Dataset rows
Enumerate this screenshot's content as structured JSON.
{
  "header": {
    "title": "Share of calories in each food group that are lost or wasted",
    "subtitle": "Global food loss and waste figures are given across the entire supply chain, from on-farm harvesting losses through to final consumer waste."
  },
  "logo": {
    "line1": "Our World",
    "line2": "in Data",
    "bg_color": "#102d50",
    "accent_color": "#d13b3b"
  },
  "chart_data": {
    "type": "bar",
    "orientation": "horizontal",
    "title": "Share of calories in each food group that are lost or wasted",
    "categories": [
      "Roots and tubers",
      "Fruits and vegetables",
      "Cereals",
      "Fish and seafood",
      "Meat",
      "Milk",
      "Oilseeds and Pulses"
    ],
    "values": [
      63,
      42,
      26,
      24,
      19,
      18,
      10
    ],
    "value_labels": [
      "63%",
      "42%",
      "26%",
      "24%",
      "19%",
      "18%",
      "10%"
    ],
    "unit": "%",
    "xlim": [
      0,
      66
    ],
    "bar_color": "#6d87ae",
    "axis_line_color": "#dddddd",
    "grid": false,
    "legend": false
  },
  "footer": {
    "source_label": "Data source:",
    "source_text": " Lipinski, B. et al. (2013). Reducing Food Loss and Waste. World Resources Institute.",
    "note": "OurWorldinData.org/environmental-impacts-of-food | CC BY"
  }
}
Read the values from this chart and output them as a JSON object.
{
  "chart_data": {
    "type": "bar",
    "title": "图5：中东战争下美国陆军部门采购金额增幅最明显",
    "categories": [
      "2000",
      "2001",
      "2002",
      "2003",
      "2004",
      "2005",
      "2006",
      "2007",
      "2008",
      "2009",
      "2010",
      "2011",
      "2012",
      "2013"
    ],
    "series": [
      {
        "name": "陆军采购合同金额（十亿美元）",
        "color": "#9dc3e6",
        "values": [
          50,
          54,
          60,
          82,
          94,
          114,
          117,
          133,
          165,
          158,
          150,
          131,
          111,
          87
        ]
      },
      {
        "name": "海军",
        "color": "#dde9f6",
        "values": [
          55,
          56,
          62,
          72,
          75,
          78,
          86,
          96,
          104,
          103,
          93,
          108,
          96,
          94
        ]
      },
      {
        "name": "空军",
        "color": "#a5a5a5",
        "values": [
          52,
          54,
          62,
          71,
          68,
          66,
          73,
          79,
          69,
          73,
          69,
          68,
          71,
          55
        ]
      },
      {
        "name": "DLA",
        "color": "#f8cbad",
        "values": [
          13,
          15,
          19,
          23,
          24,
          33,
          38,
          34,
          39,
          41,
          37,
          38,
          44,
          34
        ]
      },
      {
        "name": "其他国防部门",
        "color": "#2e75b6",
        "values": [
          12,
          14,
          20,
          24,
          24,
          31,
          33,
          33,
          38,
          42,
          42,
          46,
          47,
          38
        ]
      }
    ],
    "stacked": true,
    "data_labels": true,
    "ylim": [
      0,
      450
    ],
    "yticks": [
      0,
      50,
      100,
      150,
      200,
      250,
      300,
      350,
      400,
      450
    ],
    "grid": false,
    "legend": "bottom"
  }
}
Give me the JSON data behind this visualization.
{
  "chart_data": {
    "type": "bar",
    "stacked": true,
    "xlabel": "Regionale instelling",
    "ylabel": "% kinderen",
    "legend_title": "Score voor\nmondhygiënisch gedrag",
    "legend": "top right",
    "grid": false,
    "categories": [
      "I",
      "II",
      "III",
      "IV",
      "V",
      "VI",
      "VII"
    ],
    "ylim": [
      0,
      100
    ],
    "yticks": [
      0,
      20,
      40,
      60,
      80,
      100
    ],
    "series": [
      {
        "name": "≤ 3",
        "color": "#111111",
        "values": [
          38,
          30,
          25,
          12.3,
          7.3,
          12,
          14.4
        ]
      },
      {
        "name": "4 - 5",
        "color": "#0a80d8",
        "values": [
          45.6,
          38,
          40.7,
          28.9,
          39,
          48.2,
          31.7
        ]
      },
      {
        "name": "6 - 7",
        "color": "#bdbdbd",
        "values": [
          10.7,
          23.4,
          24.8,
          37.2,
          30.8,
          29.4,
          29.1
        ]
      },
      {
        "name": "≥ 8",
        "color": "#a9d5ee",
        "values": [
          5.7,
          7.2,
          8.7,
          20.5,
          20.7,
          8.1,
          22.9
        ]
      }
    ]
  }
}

(GIVEN TASK) Return precisely the lines of the records, starting with the line that holds "Give me the" and ending with the last one.

(WRITTEN REPLY)
Give me the JSON data behind this visualization.
{
  "chart_data": {
    "type": "bar",
    "stacked": true,
    "xlabel": "Regionale instelling",
    "ylabel": "% kinderen",
    "legend_title": "Score voor\nmondhygiënisch gedrag",
    "legend": "top right",
    "grid": false,
    "categories": [
      "I",
      "II",
      "III",
      "IV",
      "V",
      "VI",
      "VII"
    ],
    "ylim": [
      0,
      100
    ],
    "yticks": [
      0,
      20,
      40,
      60,
      80,
      100
    ],
    "series": [
      {
        "name": "≤ 3",
        "color": "#111111",
        "values": [
          38,
          30,
          25,
          12.3,
          7.3,
          12,
          14.4
        ]
      },
      {
        "name": "4 - 5",
        "color": "#0a80d8",
        "values": [
          45.6,
          38,
          40.7,
          28.9,
          39,
          48.2,
          31.7
        ]
      },
      {
        "name": "6 - 7",
        "color": "#bdbdbd",
        "values": [
          10.7,
          23.4,
          24.8,
          37.2,
          30.8,
          29.4,
          29.1
        ]
      },
      {
        "name": "≥ 8",
        "color": "#a9d5ee",
        "values": [
          5.7,
          7.2,
          8.7,
          20.5,
          20.7,
          8.1,
          22.9
        ]
      }
    ]
  }
}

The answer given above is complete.